• [EXERCISE REQUIREMENTS]: Collect each line containing "period".

• [THE DATA]:

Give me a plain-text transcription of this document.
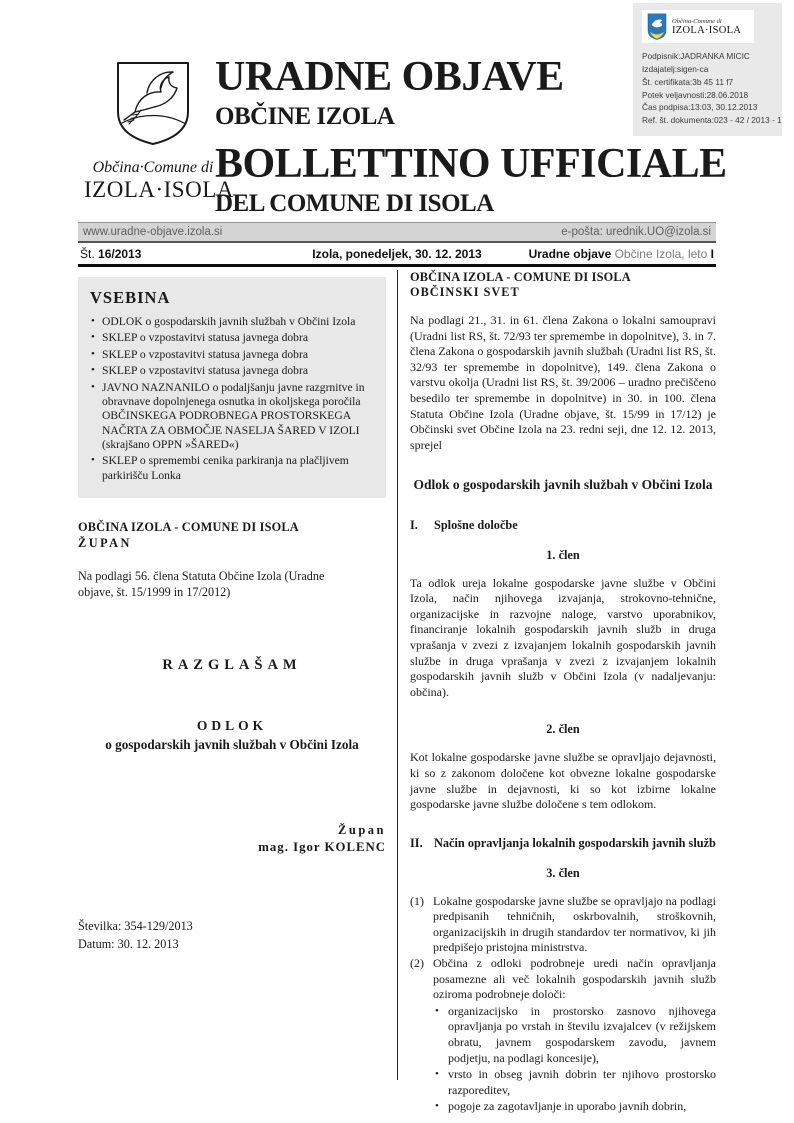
Občina-Comune di
IZOLA·ISOLA
Podpisnik:JADRANKA MICIC
Izdajatelj:sigen-ca
Št. certifikata:3b 45 11 f7
Potek veljavnosti:28.06.2018
Čas podpisa:13:03, 30.12.2013
Ref. št. dokumenta:023 - 42 / 2013 - 1
Občina·Comune di
IZOLA·ISOLA
URADNE OBJAVE
OBČINE IZOLA
BOLLETTINO UFFICIALE
DEL COMUNE DI ISOLA
www.uradne-objave.izola.si	e-pošta: urednik.UO@izola.si
Št. 16/2013	Izola, ponedeljek, 30. 12. 2013	Uradne objave Občine Izola, leto I
VSEBINA
• ODLOK o gospodarskih javnih službah v Občini Izola
• SKLEP o vzpostavitvi statusa javnega dobra
• SKLEP o vzpostavitvi statusa javnega dobra
• SKLEP o vzpostavitvi statusa javnega dobra
• JAVNO NAZNANILO o podaljšanju javne razgrnitve in obravnave dopolnjenega osnutka in okoljskega poročila OBČINSKEGA PODROBNEGA PROSTORSKEGA NAČRTA ZA OBMOČJE NASELJA ŠARED V IZOLI (skrajšano OPPN »ŠARED«)
• SKLEP o spremembi cenika parkiranja na plačljivem parkirišču Lonka
OBČINA IZOLA - COMUNE DI ISOLA
ŽUPAN
Na podlagi 56. člena Statuta Občine Izola (Uradne objave, št. 15/1999 in 17/2012)
RAZGLAŠAM
ODLOK
o gospodarskih javnih službah v Občini Izola
Župan
mag. Igor KOLENC
Številka: 354-129/2013
Datum: 30. 12. 2013
OBČINA IZOLA - COMUNE DI ISOLA
OBČINSKI SVET
Na podlagi 21., 31. in 61. člena Zakona o lokalni samoupravi (Uradni list RS, št. 72/93 ter spremembe in dopolnitve), 3. in 7. člena Zakona o gospodarskih javnih službah (Uradni list RS, št. 32/93 ter spremembe in dopolnitve), 149. člena Zakona o varstvu okolja (Uradni list RS, št. 39/2006 – uradno prečiščeno besedilo ter spremembe in dopolnitve) in 30. in 100. člena Statuta Občine Izola (Uradne objave, št. 15/99 in 17/12) je Občinski svet Občine Izola na 23. redni seji, dne 12. 12. 2013, sprejel
Odlok o gospodarskih javnih službah v Občini Izola
I.	Splošne določbe
1. člen
Ta odlok ureja lokalne gospodarske javne službe v Občini Izola, način njihovega izvajanja, strokovno-tehnične, organizacijske in razvojne naloge, varstvo uporabnikov, financiranje lokalnih gospodarskih javnih služb in druga vprašanja v zvezi z izvajanjem lokalnih gospodarskih javnih službe in druga vprašanja v zvezi z izvajanjem lokalnih gospodarskih javnih služb v Občini Izola (v nadaljevanju: občina).
2. člen
Kot lokalne gospodarske javne službe se opravljajo dejavnosti, ki so z zakonom določene kot obvezne lokalne gospodarske javne službe in dejavnosti, ki so kot izbirne lokalne gospodarske javne službe določene s tem odlokom.
II. Način opravljanja lokalnih gospodarskih javnih služb
3. člen
(1) Lokalne gospodarske javne službe se opravljajo na podlagi predpisanih tehničnih, oskrbovalnih, stroškovnih, organizacijskih in drugih standardov ter normativov, ki jih predpišejo pristojna ministrstva.
(2) Občina z odloki podrobneje uredi način opravljanja posamezne ali več lokalnih gospodarskih javnih služb oziroma podrobneje določi:
• organizacijsko in prostorsko zasnovo njihovega opravljanja po vrstah in številu izvajalcev (v režijskem obratu, javnem gospodarskem zavodu, javnem podjetju, na podlagi koncesije),
• vrsto in obseg javnih dobrin ter njihovo prostorsko razporeditev,
• pogoje za zagotavljanje in uporabo javnih dobrin,
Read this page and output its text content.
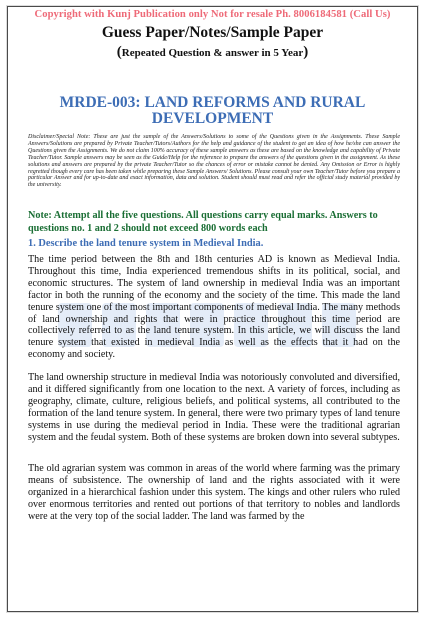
Copyright with Kunj Publication only Not for resale Ph. 8006184581 (Call Us)
Guess Paper/Notes/Sample Paper
(Repeated Question & answer in 5 Year)
MRDE-003: LAND REFORMS AND RURAL DEVELOPMENT
Disclaimer/Special Note: These are just the sample of the Answers/Solutions to some of the Questions given in the Assignments. These Sample Answers/Solutions are prepared by Private Teacher/Tutors/Authors for the help and guidance of the student to get an idea of how he/she can answer the Questions given the Assignments. We do not claim 100% accuracy of these sample answers as these are based on the knowledge and capability of Private Teacher/Tutor. Sample answers may be seen as the Guide/Help for the reference to prepare the answers of the questions given in the assignment. As these solutions and answers are prepared by the private Teacher/Tutor so the chances of error or mistake cannot be denied. Any Omission or Error is highly regretted though every care has been taken while preparing these Sample Answers/ Solutions. Please consult your own Teacher/Tutor before you prepare a particular Answer and for up-to-date and exact information, data and solution. Student should must read and refer the official study material provided by the university.
Note: Attempt all the five questions. All questions carry equal marks. Answers to questions no. 1 and 2 should not exceed 800 words each
1. Describe the land tenure system in Medieval India.

The time period between the 8th and 18th centuries AD is known as Medieval India. Throughout this time, India experienced tremendous shifts in its political, social, and economic structures. The system of land ownership in medieval India was an important factor in both the running of the economy and the society of the time. This made the land tenure system one of the most important components of medieval India. The many methods of land ownership and rights that were in practice throughout this time period are collectively referred to as the land tenure system. In this article, we will discuss the land tenure system that existed in medieval India as well as the effects that it had on the economy and society.

The land ownership structure in medieval India was notoriously convoluted and diversified, and it differed significantly from one location to the next. A variety of forces, including as geography, climate, culture, religious beliefs, and political systems, all contributed to the formation of the land tenure system. In general, there were two primary types of land tenure systems in use during the medieval period in India. These were the traditional agrarian system and the feudal system. Both of these systems are broken down into several subtypes.

The old agrarian system was common in areas of the world where farming was the primary means of subsistence. The ownership of land and the rights associated with it were organized in a hierarchical fashion under this system. The kings and other rulers who ruled over enormous territories and rented out portions of that territory to nobles and landlords were at the very top of the social ladder. The land was farmed by the
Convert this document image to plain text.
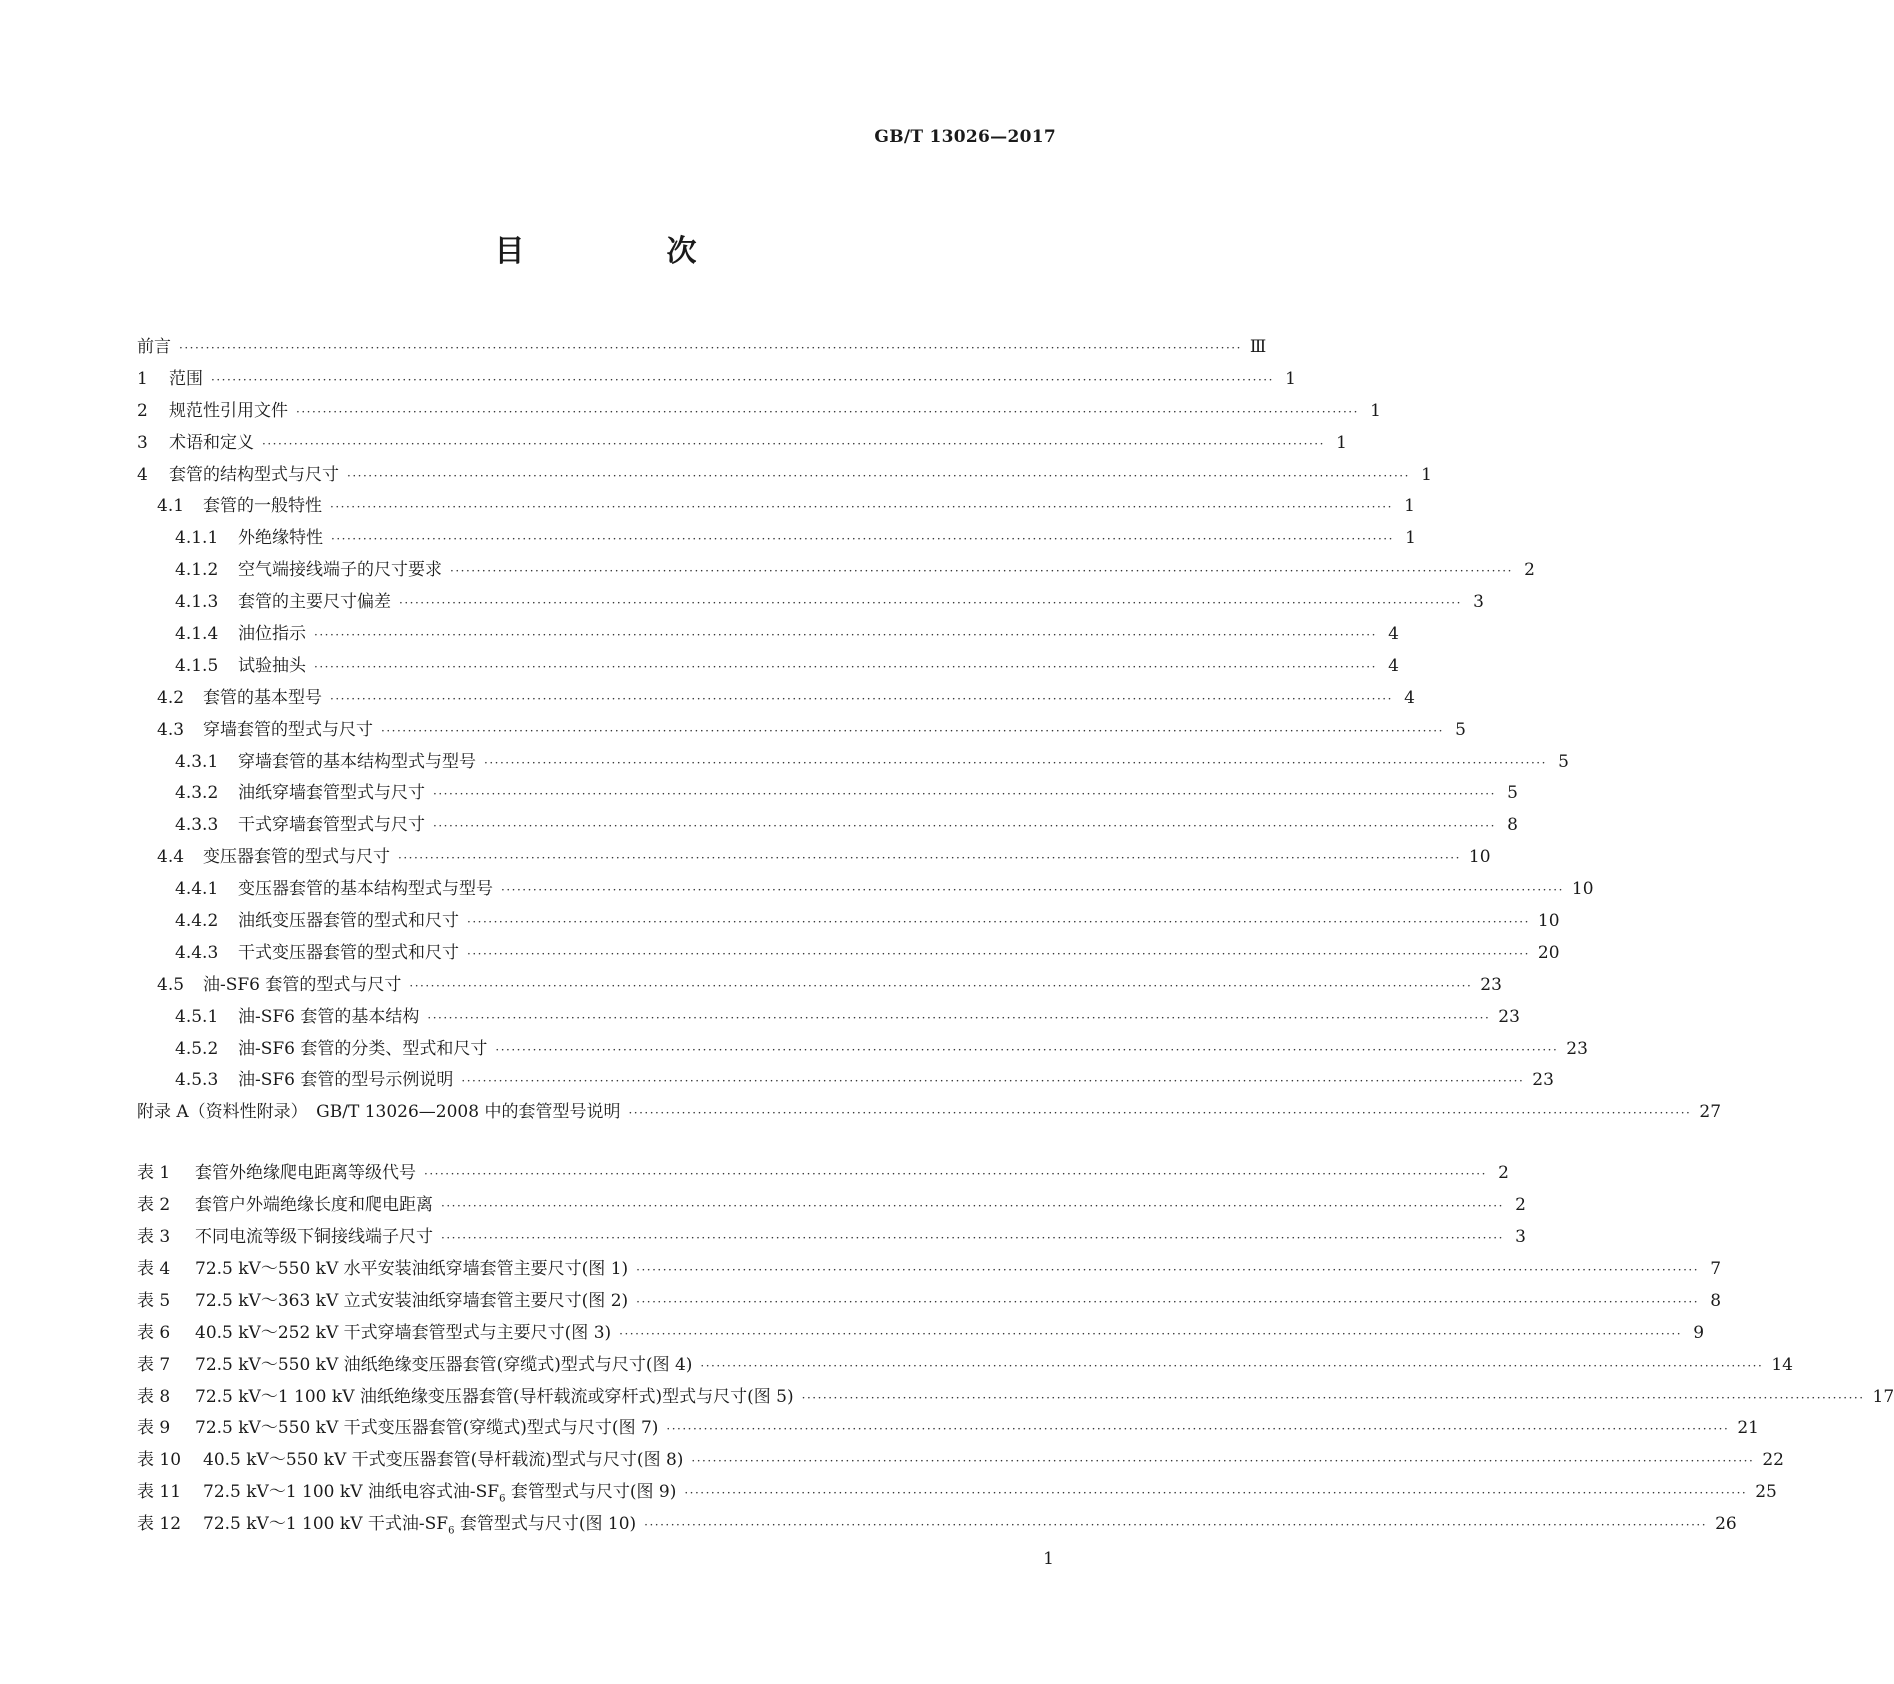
GB/T 13026—2017
目　次
前言 ········································································································································································································ Ⅲ
1	范围 ········································································································································································································ 1
2	规范性引用文件 ········································································································································································································ 1
3	术语和定义 ········································································································································································································ 1
4	套管的结构型式与尺寸 ········································································································································································································ 1
4.1	套管的一般特性 ········································································································································································································ 1
4.1.1	外绝缘特性 ········································································································································································································ 1
4.1.2	空气端接线端子的尺寸要求 ········································································································································································································ 2
4.1.3	套管的主要尺寸偏差 ········································································································································································································ 3
4.1.4	油位指示 ········································································································································································································ 4
4.1.5	试验抽头 ········································································································································································································ 4
4.2	套管的基本型号 ········································································································································································································ 4
4.3	穿墙套管的型式与尺寸 ········································································································································································································ 5
4.3.1	穿墙套管的基本结构型式与型号 ········································································································································································································ 5
4.3.2	油纸穿墙套管型式与尺寸 ········································································································································································································ 5
4.3.3	干式穿墙套管型式与尺寸 ········································································································································································································ 8
4.4	变压器套管的型式与尺寸 ········································································································································································································ 10
4.4.1	变压器套管的基本结构型式与型号 ········································································································································································································ 10
4.4.2	油纸变压器套管的型式和尺寸 ········································································································································································································ 10
4.4.3	干式变压器套管的型式和尺寸 ········································································································································································································ 20
4.5	油-SF6 套管的型式与尺寸 ········································································································································································································ 23
4.5.1	油-SF6 套管的基本结构 ········································································································································································································ 23
4.5.2	油-SF6 套管的分类、型式和尺寸 ········································································································································································································ 23
4.5.3	油-SF6 套管的型号示例说明 ········································································································································································································ 23
附录 A（资料性附录）　GB/T 13026—2008 中的套管型号说明 ········································································································································································································ 27
表 1	套管外绝缘爬电距离等级代号 ········································································································································································································ 2
表 2	套管户外端绝缘长度和爬电距离 ········································································································································································································ 2
表 3	不同电流等级下铜接线端子尺寸 ········································································································································································································ 3
表 4	72.5 kV～550 kV 水平安装油纸穿墙套管主要尺寸(图 1) ········································································································································································································ 7
表 5	72.5 kV～363 kV 立式安装油纸穿墙套管主要尺寸(图 2) ········································································································································································································ 8
表 6	40.5 kV～252 kV 干式穿墙套管型式与主要尺寸(图 3) ········································································································································································································ 9
表 7	72.5 kV～550 kV 油纸绝缘变压器套管(穿缆式)型式与尺寸(图 4) ········································································································································································································ 14
表 8	72.5 kV～1 100 kV 油纸绝缘变压器套管(导杆载流或穿杆式)型式与尺寸(图 5) ········································································································································································································ 17
表 9	72.5 kV～550 kV 干式变压器套管(穿缆式)型式与尺寸(图 7) ········································································································································································································ 21
表 10	40.5 kV～550 kV 干式变压器套管(导杆载流)型式与尺寸(图 8) ········································································································································································································ 22
表 11	72.5 kV～1 100 kV 油纸电容式油$-SF_6$ 套管型式与尺寸(图 9) ········································································································································································································ 25
表 12	72.5 kV～1 100 kV 干式油$-SF_6$ 套管型式与尺寸(图 10) ········································································································································································································ 26
1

• [OUTPUT FOR THIS EXERCISE]:
The time period between the 8th and 18th centuries AD is known as Medieval India. Throughout this time, India experienced tremendous shifts in its political, social, and economic structures. The system of land ownership in medieval India was an important factor in both the running of the economy and the society of the time. This made the land tenure system one of the most important components of medieval India. The many methods of land ownership and rights that were in practice throughout this time period are collectively referred to as the land tenure system. In this article, we will discuss the land tenure system that existed in medieval India as well as the effects that it had on the economy and society.
The land ownership structure in medieval India was notoriously convoluted and diversified, and it differed significantly from one location to the next. A variety of forces, including as geography, climate, culture, religious beliefs, and political systems, all contributed to the formation of the land tenure system. In general, there were two primary types of land tenure systems in use during the medieval period in India. These were the traditional agrarian system and the feudal system. Both of these systems are broken down into several subtypes.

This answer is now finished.